Copy every line of the material below verbatim, in its original order. Omit the pictures from your copy.

Data entries —
★ ★ ★ ★ ★

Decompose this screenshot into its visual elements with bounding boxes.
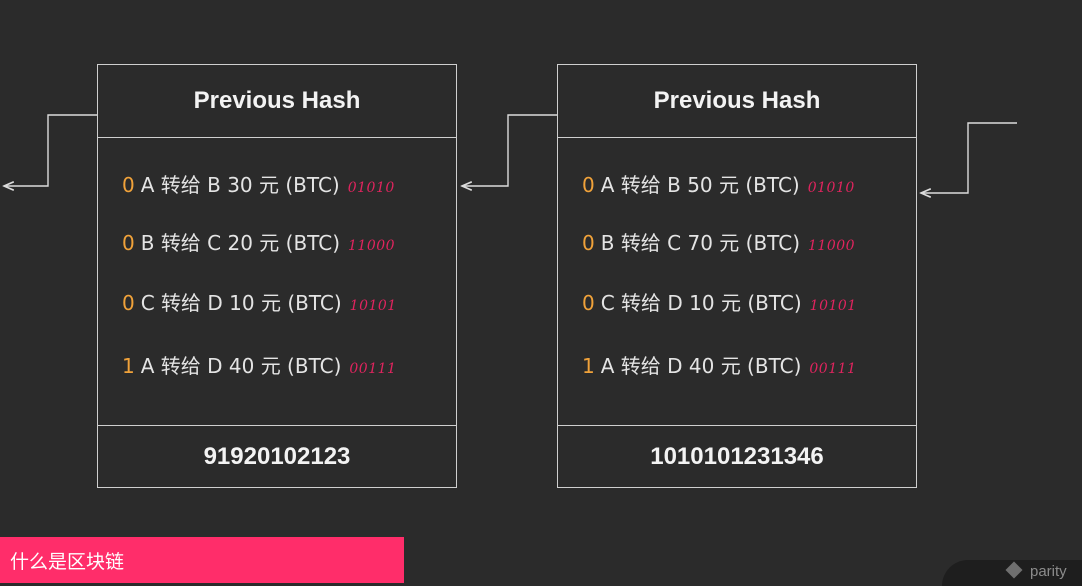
transaction-row: 0 B 转给 C 20 元 (BTC) 11000 bbox=[122, 227, 395, 256]
transaction-bits: 11000 bbox=[348, 238, 396, 254]
block-hash: 1010101231346 bbox=[558, 425, 916, 487]
transaction-text: C 转给 D 10 元 (BTC) bbox=[140, 291, 342, 315]
transaction-flag: 0 bbox=[582, 291, 595, 315]
transaction-text: A 转给 B 30 元 (BTC) bbox=[140, 173, 340, 197]
transaction-row: 1 A 转给 D 40 元 (BTC) 00111 bbox=[122, 350, 396, 379]
transaction-flag: 0 bbox=[582, 231, 595, 255]
transaction-flag: 1 bbox=[582, 354, 595, 378]
transaction-text: B 转给 C 70 元 (BTC) bbox=[600, 231, 800, 255]
transaction-row: 0 A 转给 B 30 元 (BTC) 01010 bbox=[122, 169, 395, 198]
transaction-bits: 01010 bbox=[347, 180, 395, 196]
transaction-row: 0 C 转给 D 10 元 (BTC) 10101 bbox=[582, 287, 857, 316]
transaction-bits: 10101 bbox=[809, 298, 857, 314]
transaction-text: A 转给 B 50 元 (BTC) bbox=[600, 173, 800, 197]
parity-logo-icon bbox=[1005, 561, 1023, 579]
transaction-row: 0 A 转给 B 50 元 (BTC) 01010 bbox=[582, 169, 855, 198]
arrow-next-to-right-block bbox=[921, 122, 1017, 193]
transaction-bits: 00111 bbox=[809, 361, 857, 377]
brand-watermark: parity bbox=[942, 560, 1082, 586]
transaction-text: C 转给 D 10 元 (BTC) bbox=[600, 291, 802, 315]
block-hash: 91920102123 bbox=[98, 425, 456, 487]
transaction-row: 1 A 转给 D 40 元 (BTC) 00111 bbox=[582, 350, 856, 379]
transaction-row: 0 B 转给 C 70 元 (BTC) 11000 bbox=[582, 227, 855, 256]
arrow-right-block-to-left-block bbox=[462, 114, 557, 186]
transaction-bits: 01010 bbox=[807, 180, 855, 196]
slide-caption: 什么是区块链 bbox=[0, 537, 404, 583]
transaction-flag: 1 bbox=[122, 354, 135, 378]
transaction-bits: 10101 bbox=[349, 298, 397, 314]
transaction-text: A 转给 D 40 元 (BTC) bbox=[140, 354, 342, 378]
transaction-flag: 0 bbox=[582, 173, 595, 197]
block-left: Previous Hash 0 A 转给 B 30 元 (BTC) 01010 … bbox=[97, 64, 457, 488]
transaction-flag: 0 bbox=[122, 291, 135, 315]
transaction-bits: 00111 bbox=[349, 361, 397, 377]
transaction-row: 0 C 转给 D 10 元 (BTC) 10101 bbox=[122, 287, 397, 316]
transaction-flag: 0 bbox=[122, 173, 135, 197]
arrow-left-block-to-previous bbox=[4, 114, 97, 186]
block-header-previous-hash: Previous Hash bbox=[98, 65, 456, 138]
transaction-bits: 11000 bbox=[808, 238, 856, 254]
brand-name: parity bbox=[1030, 563, 1067, 580]
transaction-text: A 转给 D 40 元 (BTC) bbox=[600, 354, 802, 378]
block-header-previous-hash: Previous Hash bbox=[558, 65, 916, 138]
transaction-text: B 转给 C 20 元 (BTC) bbox=[140, 231, 340, 255]
block-right: Previous Hash 0 A 转给 B 50 元 (BTC) 01010 … bbox=[557, 64, 917, 488]
transaction-flag: 0 bbox=[122, 231, 135, 255]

★ ★ ★ ★ ★

Answer for this exercise —
Decompose this screenshot into its visual elements with bounding boxes.
transaction-row: 0 B 转给 C 20 元 (BTC) 11000 bbox=[122, 227, 395, 256]
transaction-bits: 11000 bbox=[348, 238, 396, 254]
block-hash: 1010101231346 bbox=[558, 425, 916, 487]
transaction-text: C 转给 D 10 元 (BTC) bbox=[140, 291, 342, 315]
transaction-flag: 0 bbox=[582, 291, 595, 315]
transaction-text: A 转给 B 30 元 (BTC) bbox=[140, 173, 340, 197]
transaction-row: 1 A 转给 D 40 元 (BTC) 00111 bbox=[122, 350, 396, 379]
transaction-flag: 0 bbox=[582, 231, 595, 255]
transaction-flag: 1 bbox=[582, 354, 595, 378]
transaction-text: B 转给 C 70 元 (BTC) bbox=[600, 231, 800, 255]
transaction-row: 0 A 转给 B 30 元 (BTC) 01010 bbox=[122, 169, 395, 198]
transaction-bits: 01010 bbox=[347, 180, 395, 196]
transaction-row: 0 C 转给 D 10 元 (BTC) 10101 bbox=[582, 287, 857, 316]
transaction-bits: 10101 bbox=[809, 298, 857, 314]
transaction-text: A 转给 B 50 元 (BTC) bbox=[600, 173, 800, 197]
parity-logo-icon bbox=[1005, 561, 1023, 579]
transaction-row: 0 A 转给 B 50 元 (BTC) 01010 bbox=[582, 169, 855, 198]
arrow-next-to-right-block bbox=[921, 122, 1017, 193]
transaction-bits: 00111 bbox=[809, 361, 857, 377]
brand-watermark: parity bbox=[942, 560, 1082, 586]
transaction-text: C 转给 D 10 元 (BTC) bbox=[600, 291, 802, 315]
block-hash: 91920102123 bbox=[98, 425, 456, 487]
transaction-row: 1 A 转给 D 40 元 (BTC) 00111 bbox=[582, 350, 856, 379]
transaction-row: 0 B 转给 C 70 元 (BTC) 11000 bbox=[582, 227, 855, 256]
arrow-right-block-to-left-block bbox=[462, 114, 557, 186]
transaction-bits: 01010 bbox=[807, 180, 855, 196]
slide-caption: 什么是区块链 bbox=[0, 537, 404, 583]
transaction-flag: 1 bbox=[122, 354, 135, 378]
transaction-bits: 10101 bbox=[349, 298, 397, 314]
transaction-text: A 转给 D 40 元 (BTC) bbox=[140, 354, 342, 378]
transaction-flag: 0 bbox=[582, 173, 595, 197]
block-left: Previous Hash 0 A 转给 B 30 元 (BTC) 01010 … bbox=[97, 64, 457, 488]
transaction-flag: 0 bbox=[122, 291, 135, 315]
transaction-bits: 00111 bbox=[349, 361, 397, 377]
transaction-row: 0 C 转给 D 10 元 (BTC) 10101 bbox=[122, 287, 397, 316]
transaction-flag: 0 bbox=[122, 173, 135, 197]
arrow-left-block-to-previous bbox=[4, 114, 97, 186]
block-header-previous-hash: Previous Hash bbox=[98, 65, 456, 138]
transaction-bits: 11000 bbox=[808, 238, 856, 254]
brand-name: parity bbox=[1030, 563, 1067, 580]
transaction-text: A 转给 D 40 元 (BTC) bbox=[600, 354, 802, 378]
block-header-previous-hash: Previous Hash bbox=[558, 65, 916, 138]
transaction-text: B 转给 C 20 元 (BTC) bbox=[140, 231, 340, 255]
block-right: Previous Hash 0 A 转给 B 50 元 (BTC) 01010 … bbox=[557, 64, 917, 488]
transaction-flag: 0 bbox=[122, 231, 135, 255]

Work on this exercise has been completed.